• WHAT YOU WILL DO: Please write out the lines of the records below word for word, from the line with "Extract all elements" up to and including the line with "bar-segment[interactable] (44, 226, 54, 273)".

[Layout coordinate data]
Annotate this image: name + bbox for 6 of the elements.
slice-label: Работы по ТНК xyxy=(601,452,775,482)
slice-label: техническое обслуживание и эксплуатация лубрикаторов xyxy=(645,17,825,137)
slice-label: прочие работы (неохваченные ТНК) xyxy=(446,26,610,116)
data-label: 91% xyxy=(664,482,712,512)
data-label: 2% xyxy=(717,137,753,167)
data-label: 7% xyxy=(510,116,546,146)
...
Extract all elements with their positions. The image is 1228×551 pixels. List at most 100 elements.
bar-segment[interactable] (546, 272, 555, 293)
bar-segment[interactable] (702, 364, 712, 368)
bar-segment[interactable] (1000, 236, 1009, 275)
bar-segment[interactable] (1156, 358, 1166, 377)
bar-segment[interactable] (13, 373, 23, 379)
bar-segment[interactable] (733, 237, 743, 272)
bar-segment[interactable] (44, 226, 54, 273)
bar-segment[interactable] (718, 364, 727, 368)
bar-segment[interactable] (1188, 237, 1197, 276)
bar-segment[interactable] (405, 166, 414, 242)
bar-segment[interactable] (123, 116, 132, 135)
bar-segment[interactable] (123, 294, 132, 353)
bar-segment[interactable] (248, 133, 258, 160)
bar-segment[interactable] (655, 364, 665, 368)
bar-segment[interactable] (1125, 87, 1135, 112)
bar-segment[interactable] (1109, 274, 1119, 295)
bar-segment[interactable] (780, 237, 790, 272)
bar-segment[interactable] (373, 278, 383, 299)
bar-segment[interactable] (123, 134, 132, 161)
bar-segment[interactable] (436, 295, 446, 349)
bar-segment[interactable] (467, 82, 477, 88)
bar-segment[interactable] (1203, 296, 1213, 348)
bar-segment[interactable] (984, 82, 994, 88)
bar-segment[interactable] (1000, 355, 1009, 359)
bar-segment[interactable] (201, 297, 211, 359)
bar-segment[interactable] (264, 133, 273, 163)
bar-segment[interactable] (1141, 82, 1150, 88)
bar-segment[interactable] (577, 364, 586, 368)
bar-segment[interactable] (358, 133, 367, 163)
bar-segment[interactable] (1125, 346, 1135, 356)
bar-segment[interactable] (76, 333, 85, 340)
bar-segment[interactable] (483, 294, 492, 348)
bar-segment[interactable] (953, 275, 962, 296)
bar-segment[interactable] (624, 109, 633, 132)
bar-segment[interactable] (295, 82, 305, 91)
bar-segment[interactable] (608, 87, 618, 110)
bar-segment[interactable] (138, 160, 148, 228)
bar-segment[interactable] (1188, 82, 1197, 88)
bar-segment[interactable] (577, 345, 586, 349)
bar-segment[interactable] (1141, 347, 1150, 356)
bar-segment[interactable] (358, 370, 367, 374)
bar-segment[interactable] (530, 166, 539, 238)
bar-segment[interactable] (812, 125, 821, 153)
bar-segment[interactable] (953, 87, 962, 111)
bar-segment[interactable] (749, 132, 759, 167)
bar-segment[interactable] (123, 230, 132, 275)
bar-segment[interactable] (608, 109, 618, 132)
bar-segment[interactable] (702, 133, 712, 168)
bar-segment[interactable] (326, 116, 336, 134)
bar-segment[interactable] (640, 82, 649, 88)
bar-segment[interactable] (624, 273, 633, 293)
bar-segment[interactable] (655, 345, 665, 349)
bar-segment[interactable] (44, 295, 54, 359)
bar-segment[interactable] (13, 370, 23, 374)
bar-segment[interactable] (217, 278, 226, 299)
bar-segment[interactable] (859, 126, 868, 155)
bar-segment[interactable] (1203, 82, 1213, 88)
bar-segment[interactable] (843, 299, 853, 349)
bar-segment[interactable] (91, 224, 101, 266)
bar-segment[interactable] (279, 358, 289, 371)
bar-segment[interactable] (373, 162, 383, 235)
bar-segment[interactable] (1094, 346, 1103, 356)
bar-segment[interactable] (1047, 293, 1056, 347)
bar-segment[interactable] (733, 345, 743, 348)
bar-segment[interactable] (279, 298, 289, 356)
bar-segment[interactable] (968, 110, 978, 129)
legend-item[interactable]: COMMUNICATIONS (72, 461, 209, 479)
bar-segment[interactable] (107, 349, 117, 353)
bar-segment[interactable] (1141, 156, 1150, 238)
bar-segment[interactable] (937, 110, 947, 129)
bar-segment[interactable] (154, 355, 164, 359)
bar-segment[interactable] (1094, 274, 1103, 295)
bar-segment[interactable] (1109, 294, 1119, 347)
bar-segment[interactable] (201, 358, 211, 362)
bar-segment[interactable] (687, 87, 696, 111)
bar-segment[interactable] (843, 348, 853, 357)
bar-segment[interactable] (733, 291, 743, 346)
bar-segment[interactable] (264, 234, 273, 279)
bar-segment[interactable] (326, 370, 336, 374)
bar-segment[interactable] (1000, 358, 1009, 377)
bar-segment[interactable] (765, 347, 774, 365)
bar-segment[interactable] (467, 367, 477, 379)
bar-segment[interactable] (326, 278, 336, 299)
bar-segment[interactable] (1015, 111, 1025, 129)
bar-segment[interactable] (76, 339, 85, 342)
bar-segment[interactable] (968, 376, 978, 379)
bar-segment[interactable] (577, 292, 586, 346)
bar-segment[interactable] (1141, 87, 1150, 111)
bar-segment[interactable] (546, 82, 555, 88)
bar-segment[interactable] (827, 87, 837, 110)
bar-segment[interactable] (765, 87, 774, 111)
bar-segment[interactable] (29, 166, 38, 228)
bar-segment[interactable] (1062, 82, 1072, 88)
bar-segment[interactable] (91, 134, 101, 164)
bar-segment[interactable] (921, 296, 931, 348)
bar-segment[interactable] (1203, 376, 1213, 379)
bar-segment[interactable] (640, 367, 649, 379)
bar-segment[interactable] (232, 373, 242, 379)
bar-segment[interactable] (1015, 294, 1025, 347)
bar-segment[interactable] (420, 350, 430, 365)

• FINAL RESULT:
Extract all elements with their positions. The image is 1228×551 pixels. List at most 100 elements.
bar-segment[interactable] (546, 272, 555, 293)
bar-segment[interactable] (702, 364, 712, 368)
bar-segment[interactable] (1000, 236, 1009, 275)
bar-segment[interactable] (1156, 358, 1166, 377)
bar-segment[interactable] (13, 373, 23, 379)
bar-segment[interactable] (733, 237, 743, 272)
bar-segment[interactable] (44, 226, 54, 273)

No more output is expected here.